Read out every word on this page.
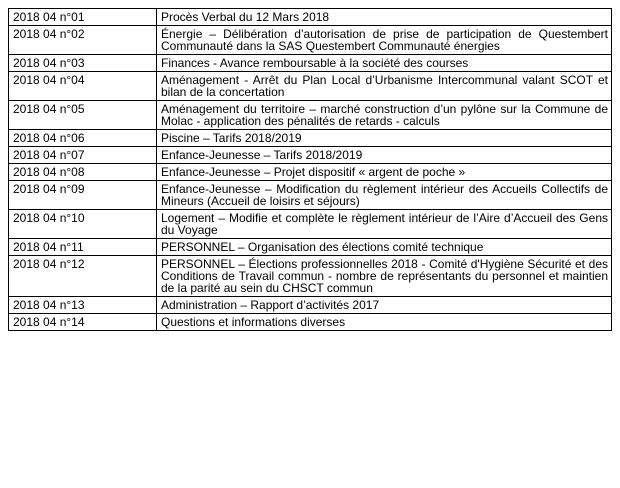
2018 04 n°01	Procès Verbal du 12 Mars 2018
2018 04 n°02	Énergie – Délibération d’autorisation de prise de participation de Questembert Communauté dans la SAS Questembert Communauté énergies
2018 04 n°03	Finances - Avance remboursable à la société des courses
2018 04 n°04	Aménagement - Arrêt du Plan Local d’Urbanisme Intercommunal valant SCOT et bilan de la concertation
2018 04 n°05	Aménagement du territoire – marché construction d’un pylône sur la Commune de Molac - application des pénalités de retards - calculs
2018 04 n°06	Piscine – Tarifs 2018/2019
2018 04 n°07	Enfance-Jeunesse – Tarifs 2018/2019
2018 04 n°08	Enfance-Jeunesse – Projet dispositif « argent de poche »
2018 04 n°09	Enfance-Jeunesse – Modification du règlement intérieur des Accueils Collectifs de Mineurs (Accueil de loisirs et séjours)
2018 04 n°10	Logement – Modifie et complète le règlement intérieur de l’Aire d’Accueil des Gens du Voyage
2018 04 n°11	PERSONNEL – Organisation des élections comité technique
2018 04 n°12	PERSONNEL – Élections professionnelles 2018 - Comité d'Hygiène Sécurité et des Conditions de Travail commun - nombre de représentants du personnel et maintien de la parité au sein du CHSCT commun
2018 04 n°13	Administration – Rapport d’activités 2017
2018 04 n°14	Questions et informations diverses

Direction:
Leave out the pictures and print every line of the data exactly.

Task solution:
Read out every word on this page.
2018 04 n°01	Procès Verbal du 12 Mars 2018
2018 04 n°02	Énergie – Délibération d’autorisation de prise de participation de Questembert Communauté dans la SAS Questembert Communauté énergies
2018 04 n°03	Finances - Avance remboursable à la société des courses
2018 04 n°04	Aménagement - Arrêt du Plan Local d’Urbanisme Intercommunal valant SCOT et bilan de la concertation
2018 04 n°05	Aménagement du territoire – marché construction d’un pylône sur la Commune de Molac - application des pénalités de retards - calculs
2018 04 n°06	Piscine – Tarifs 2018/2019
2018 04 n°07	Enfance-Jeunesse – Tarifs 2018/2019
2018 04 n°08	Enfance-Jeunesse – Projet dispositif « argent de poche »
2018 04 n°09	Enfance-Jeunesse – Modification du règlement intérieur des Accueils Collectifs de Mineurs (Accueil de loisirs et séjours)
2018 04 n°10	Logement – Modifie et complète le règlement intérieur de l’Aire d’Accueil des Gens du Voyage
2018 04 n°11	PERSONNEL – Organisation des élections comité technique
2018 04 n°12	PERSONNEL – Élections professionnelles 2018 - Comité d'Hygiène Sécurité et des Conditions de Travail commun - nombre de représentants du personnel et maintien de la parité au sein du CHSCT commun
2018 04 n°13	Administration – Rapport d’activités 2017
2018 04 n°14	Questions et informations diverses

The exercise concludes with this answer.